[Dataset items]

[start]

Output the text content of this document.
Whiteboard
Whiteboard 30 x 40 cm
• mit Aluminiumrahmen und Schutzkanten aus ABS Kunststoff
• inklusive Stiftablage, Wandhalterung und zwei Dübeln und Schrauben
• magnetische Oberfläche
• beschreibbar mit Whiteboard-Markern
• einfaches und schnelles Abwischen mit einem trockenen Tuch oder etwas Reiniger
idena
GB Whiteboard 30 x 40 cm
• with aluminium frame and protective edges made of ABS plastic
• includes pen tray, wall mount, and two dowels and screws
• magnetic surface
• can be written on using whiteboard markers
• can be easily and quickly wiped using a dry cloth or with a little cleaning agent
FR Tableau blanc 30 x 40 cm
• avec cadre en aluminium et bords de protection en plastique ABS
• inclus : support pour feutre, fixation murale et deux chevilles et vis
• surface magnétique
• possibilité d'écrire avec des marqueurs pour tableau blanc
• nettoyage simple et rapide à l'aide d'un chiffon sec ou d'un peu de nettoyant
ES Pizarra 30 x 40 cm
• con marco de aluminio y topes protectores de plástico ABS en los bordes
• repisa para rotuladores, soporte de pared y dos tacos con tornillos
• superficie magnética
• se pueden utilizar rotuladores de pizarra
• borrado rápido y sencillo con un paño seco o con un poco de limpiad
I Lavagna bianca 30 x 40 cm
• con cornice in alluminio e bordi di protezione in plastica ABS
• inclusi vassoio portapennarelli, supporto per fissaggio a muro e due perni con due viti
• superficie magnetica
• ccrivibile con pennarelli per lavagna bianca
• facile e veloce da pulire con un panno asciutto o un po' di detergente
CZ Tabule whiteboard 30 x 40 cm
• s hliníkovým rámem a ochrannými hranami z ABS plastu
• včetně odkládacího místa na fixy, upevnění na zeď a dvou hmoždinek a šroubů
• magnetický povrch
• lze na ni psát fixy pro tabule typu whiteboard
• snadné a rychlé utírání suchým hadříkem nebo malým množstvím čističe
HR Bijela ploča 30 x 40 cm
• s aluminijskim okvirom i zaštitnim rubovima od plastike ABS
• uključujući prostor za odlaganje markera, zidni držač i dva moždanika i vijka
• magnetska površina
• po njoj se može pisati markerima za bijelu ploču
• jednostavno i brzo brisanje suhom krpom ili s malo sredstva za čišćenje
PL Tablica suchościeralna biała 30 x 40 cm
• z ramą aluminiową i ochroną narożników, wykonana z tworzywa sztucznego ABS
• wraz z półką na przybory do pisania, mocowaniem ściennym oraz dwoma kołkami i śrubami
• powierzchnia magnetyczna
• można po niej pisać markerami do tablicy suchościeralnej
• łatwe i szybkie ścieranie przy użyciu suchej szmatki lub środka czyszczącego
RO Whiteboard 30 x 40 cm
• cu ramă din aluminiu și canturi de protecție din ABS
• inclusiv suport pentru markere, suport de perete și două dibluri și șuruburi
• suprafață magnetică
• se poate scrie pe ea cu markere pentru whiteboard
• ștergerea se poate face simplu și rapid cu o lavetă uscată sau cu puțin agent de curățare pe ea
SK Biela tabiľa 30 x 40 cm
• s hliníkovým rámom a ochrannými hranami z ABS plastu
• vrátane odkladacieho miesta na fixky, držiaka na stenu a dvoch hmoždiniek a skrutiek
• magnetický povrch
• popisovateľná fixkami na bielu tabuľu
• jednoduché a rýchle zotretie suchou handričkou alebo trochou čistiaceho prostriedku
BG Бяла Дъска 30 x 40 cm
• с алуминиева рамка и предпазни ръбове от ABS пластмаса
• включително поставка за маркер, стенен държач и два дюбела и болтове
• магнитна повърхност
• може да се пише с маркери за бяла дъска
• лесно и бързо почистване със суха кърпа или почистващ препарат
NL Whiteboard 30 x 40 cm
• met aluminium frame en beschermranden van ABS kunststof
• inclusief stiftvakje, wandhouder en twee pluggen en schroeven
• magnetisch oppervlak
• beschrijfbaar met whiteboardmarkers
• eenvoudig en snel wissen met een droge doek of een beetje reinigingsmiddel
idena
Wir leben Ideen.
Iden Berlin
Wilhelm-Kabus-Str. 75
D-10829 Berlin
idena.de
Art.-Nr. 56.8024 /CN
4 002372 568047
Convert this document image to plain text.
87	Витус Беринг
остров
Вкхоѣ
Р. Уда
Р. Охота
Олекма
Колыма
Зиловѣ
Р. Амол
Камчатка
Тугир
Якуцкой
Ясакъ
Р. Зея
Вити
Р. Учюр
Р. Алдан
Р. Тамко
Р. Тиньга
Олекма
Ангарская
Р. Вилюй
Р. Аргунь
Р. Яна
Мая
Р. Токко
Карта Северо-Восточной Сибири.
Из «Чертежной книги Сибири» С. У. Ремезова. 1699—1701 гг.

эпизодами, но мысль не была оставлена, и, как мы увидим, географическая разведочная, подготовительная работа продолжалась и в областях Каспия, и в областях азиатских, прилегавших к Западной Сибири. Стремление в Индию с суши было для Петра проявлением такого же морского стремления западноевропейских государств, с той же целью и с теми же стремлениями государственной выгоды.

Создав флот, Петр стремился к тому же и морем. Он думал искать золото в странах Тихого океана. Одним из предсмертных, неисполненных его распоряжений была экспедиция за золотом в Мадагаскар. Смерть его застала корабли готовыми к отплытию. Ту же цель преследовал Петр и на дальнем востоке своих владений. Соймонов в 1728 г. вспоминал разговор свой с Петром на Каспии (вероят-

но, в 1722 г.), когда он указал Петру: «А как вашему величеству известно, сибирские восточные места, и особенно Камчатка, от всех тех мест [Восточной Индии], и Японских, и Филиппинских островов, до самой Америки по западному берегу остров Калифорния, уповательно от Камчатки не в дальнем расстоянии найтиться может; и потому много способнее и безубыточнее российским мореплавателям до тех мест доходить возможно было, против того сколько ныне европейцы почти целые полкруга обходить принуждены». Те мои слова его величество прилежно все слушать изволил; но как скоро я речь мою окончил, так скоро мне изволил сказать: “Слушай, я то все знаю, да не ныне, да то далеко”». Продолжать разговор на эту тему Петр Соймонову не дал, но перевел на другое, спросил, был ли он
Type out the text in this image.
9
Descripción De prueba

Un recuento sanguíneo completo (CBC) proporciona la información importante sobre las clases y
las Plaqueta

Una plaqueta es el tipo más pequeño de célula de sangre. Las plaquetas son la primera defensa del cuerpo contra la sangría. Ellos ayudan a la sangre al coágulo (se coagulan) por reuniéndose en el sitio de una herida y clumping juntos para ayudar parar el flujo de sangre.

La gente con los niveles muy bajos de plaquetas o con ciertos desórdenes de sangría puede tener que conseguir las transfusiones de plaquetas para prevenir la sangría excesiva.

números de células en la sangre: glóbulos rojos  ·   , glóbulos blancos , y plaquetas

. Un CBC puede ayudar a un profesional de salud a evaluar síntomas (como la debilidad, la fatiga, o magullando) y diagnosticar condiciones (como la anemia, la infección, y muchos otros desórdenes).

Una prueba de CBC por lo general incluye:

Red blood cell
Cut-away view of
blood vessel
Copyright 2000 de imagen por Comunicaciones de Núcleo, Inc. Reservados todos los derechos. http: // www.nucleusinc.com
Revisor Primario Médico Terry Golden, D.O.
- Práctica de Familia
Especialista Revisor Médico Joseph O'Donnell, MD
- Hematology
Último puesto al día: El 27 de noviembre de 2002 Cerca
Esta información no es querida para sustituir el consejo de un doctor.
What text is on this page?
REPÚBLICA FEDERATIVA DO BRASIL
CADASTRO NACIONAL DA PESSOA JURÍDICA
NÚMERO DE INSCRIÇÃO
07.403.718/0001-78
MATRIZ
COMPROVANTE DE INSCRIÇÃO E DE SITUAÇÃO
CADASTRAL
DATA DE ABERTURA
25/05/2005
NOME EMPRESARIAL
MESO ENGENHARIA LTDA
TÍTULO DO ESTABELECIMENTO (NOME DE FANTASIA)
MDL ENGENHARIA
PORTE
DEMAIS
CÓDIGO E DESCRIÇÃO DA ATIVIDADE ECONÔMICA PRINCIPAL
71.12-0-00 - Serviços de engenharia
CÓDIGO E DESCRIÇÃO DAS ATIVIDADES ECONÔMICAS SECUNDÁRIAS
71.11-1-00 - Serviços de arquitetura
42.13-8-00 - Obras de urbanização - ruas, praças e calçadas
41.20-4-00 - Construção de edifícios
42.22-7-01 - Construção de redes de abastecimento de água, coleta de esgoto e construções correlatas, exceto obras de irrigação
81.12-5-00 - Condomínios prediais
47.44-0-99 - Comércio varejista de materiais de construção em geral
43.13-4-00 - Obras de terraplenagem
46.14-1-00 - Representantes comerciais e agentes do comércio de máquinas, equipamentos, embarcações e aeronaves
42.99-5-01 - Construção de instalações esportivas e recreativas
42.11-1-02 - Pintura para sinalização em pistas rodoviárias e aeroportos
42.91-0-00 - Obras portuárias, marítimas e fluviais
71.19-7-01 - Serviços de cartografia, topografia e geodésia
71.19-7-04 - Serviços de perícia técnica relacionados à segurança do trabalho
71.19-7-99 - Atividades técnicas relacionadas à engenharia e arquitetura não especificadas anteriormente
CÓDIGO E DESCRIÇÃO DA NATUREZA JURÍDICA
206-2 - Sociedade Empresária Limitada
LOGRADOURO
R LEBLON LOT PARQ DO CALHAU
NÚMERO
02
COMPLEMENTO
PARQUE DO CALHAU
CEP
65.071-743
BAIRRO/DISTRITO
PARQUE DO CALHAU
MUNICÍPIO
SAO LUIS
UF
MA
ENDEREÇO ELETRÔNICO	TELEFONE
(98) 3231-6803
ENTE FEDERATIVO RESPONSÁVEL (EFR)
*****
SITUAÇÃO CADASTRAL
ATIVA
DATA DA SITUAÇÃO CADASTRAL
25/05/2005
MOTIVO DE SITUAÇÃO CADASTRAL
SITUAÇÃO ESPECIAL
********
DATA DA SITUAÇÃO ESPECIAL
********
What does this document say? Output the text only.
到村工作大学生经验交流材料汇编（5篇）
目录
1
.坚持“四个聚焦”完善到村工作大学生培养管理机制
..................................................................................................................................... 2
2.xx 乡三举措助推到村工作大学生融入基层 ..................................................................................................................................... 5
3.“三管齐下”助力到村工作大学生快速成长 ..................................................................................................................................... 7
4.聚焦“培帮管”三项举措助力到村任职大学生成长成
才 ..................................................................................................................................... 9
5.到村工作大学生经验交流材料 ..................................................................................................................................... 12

[end]

◆ **TASK REQUIREMENTS**: Among the lines of the data, identify those with the word "JURÍDICA". Copy each of them.

◆ **THE REPLY**:
CADASTRO NACIONAL DA PESSOA JURÍDICA
CÓDIGO E DESCRIÇÃO DA NATUREZA JURÍDICA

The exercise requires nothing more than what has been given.